### What you have to do
Scan the material that follows. Copy every line containing the word "Assets".
◇ ◇ ◇ ◇ ◇
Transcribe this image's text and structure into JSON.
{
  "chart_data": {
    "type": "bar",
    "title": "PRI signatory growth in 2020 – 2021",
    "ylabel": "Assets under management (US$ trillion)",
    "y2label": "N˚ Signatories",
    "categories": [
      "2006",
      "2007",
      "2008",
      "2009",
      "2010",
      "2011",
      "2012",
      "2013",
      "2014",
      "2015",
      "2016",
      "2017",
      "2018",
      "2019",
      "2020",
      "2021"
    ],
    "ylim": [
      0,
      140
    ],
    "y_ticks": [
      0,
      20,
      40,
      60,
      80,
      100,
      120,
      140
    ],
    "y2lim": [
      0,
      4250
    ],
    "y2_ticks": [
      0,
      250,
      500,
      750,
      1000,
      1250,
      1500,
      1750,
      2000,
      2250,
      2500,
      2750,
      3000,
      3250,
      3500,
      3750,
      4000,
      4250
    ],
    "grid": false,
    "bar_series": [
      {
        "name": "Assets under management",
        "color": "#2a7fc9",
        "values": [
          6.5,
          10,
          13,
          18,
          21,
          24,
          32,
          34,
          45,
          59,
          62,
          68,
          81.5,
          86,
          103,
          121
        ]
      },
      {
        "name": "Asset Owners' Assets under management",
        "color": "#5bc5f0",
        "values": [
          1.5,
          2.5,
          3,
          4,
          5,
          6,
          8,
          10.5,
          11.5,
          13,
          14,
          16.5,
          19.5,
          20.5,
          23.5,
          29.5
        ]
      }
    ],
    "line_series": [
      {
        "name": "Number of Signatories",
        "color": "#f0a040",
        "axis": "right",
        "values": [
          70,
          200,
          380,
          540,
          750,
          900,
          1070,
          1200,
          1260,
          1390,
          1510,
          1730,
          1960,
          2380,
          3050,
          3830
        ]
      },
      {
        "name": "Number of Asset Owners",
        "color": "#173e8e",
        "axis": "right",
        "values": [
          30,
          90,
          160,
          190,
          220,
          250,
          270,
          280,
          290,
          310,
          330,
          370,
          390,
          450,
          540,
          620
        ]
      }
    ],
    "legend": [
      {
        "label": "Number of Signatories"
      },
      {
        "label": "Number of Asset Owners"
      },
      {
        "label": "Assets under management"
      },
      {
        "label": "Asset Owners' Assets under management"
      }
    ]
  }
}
◇ ◇ ◇ ◇ ◇
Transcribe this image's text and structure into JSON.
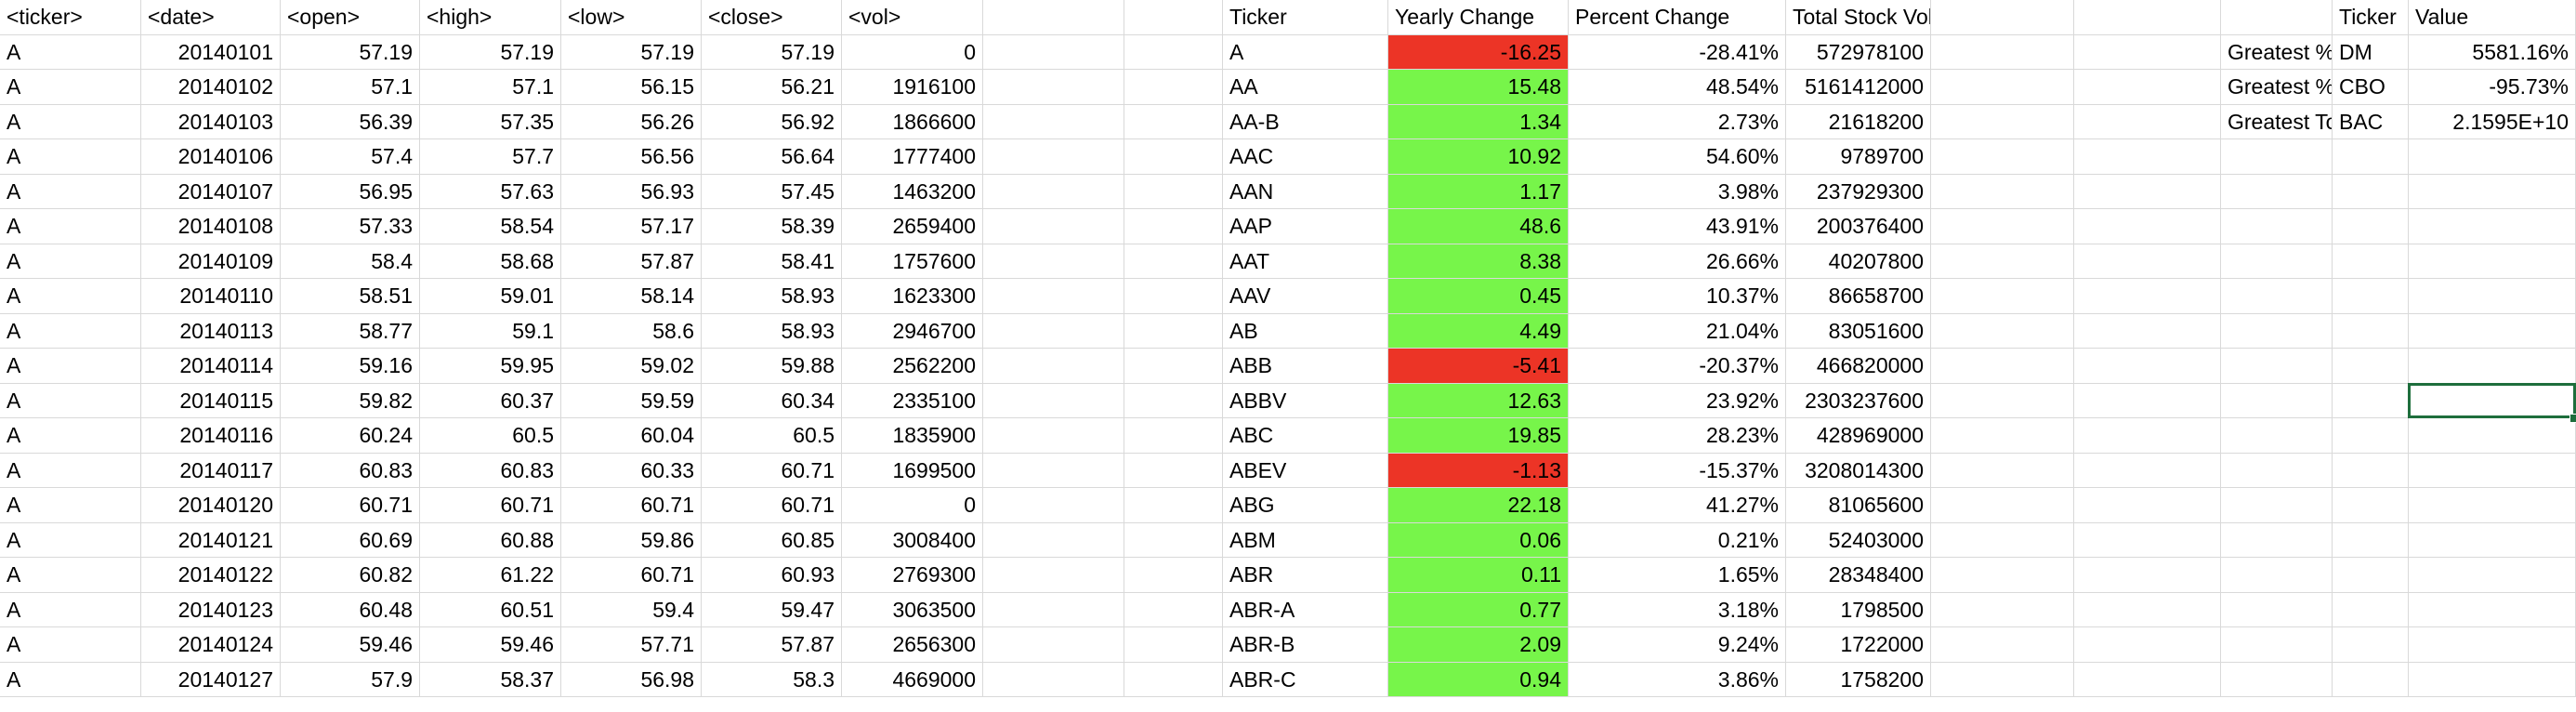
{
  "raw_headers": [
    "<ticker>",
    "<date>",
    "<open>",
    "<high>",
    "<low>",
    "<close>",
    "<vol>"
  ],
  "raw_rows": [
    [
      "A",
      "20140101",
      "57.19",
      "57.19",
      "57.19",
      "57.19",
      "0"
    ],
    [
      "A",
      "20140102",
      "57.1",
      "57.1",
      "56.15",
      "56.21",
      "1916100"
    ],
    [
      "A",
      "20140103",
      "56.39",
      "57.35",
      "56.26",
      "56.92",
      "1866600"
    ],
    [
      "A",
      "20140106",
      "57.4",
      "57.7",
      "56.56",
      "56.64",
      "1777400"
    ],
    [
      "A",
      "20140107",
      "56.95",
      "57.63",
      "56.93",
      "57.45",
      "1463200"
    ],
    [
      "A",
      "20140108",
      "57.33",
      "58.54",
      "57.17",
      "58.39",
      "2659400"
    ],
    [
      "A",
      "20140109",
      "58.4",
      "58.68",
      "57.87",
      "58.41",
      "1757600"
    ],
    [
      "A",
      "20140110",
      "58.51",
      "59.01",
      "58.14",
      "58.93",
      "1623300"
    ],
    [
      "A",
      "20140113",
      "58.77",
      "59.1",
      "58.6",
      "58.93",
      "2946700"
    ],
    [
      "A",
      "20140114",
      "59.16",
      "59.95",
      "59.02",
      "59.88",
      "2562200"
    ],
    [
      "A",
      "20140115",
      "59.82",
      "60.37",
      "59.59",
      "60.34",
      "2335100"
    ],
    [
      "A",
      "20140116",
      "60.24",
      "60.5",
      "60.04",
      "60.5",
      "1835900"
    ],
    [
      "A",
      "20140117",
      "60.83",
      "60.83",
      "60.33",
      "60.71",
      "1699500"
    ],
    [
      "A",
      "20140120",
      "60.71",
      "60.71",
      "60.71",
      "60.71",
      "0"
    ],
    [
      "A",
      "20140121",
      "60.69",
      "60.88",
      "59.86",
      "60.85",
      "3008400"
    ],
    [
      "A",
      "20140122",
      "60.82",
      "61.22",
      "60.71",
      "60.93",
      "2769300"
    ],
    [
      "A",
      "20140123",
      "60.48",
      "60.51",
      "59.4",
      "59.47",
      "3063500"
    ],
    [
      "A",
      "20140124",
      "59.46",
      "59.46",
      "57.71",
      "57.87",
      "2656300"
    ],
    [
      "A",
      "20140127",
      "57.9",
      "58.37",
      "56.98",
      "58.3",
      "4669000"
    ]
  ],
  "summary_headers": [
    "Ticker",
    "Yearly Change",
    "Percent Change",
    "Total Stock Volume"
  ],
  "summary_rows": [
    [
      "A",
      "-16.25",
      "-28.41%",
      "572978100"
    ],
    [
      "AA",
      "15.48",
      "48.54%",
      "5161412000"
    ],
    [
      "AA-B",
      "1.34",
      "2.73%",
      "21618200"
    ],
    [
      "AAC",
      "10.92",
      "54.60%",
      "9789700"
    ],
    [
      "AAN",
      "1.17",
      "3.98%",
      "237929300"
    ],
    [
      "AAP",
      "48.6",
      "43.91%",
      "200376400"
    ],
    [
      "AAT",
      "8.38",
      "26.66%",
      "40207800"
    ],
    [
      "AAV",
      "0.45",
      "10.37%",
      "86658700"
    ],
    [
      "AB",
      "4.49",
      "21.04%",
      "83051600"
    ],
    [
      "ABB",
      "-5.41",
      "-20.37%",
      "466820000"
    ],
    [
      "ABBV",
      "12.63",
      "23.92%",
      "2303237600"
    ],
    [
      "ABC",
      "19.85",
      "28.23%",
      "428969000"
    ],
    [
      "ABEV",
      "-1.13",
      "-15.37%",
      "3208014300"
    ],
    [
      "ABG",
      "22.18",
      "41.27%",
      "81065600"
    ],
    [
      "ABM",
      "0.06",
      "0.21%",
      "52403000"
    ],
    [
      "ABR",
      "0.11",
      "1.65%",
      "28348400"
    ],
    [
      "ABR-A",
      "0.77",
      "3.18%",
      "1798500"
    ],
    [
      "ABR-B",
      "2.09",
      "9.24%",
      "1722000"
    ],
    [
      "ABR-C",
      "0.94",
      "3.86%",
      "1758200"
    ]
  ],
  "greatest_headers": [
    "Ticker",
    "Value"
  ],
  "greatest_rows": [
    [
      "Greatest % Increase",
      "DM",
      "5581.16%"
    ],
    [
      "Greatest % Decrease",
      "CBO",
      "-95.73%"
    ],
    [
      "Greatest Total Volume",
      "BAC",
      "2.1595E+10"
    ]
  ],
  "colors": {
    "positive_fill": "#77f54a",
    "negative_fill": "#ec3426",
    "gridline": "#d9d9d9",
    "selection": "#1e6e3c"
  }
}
◇ ◇ ◇ ◇ ◇
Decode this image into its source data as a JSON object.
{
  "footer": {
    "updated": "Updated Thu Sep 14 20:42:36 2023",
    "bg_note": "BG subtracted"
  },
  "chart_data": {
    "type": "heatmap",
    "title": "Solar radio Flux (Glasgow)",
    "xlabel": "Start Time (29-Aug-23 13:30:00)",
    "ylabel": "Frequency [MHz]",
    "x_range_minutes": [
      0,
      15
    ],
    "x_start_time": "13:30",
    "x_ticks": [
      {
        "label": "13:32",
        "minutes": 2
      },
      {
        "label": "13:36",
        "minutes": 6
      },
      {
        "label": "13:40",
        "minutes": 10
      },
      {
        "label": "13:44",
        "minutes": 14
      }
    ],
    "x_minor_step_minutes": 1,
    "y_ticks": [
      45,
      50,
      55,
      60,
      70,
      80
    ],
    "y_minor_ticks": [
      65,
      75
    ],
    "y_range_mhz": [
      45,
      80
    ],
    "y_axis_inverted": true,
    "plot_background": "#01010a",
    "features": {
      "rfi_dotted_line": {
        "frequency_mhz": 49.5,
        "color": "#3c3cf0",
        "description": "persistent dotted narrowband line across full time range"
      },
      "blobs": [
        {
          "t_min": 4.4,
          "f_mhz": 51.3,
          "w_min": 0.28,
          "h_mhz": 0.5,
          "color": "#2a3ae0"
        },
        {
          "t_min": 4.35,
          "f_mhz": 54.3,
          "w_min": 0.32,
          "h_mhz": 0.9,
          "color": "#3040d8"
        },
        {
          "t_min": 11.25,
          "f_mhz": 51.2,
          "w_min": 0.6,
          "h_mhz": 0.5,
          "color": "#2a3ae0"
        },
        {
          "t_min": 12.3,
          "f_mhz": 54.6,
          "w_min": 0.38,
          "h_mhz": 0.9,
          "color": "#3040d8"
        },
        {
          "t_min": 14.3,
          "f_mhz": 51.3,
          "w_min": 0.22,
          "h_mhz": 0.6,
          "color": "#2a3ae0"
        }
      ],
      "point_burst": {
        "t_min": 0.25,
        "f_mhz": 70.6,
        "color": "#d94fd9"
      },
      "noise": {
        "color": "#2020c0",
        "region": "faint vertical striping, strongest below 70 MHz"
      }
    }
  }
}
◇ ◇ ◇ ◇ ◇
### Answer to this task
    "ylabel": "Assets under management (US$ trillion)",
        "name": "Assets under management",
        "name": "Asset Owners' Assets under management",
        "label": "Assets under management"
        "label": "Asset Owners' Assets under management"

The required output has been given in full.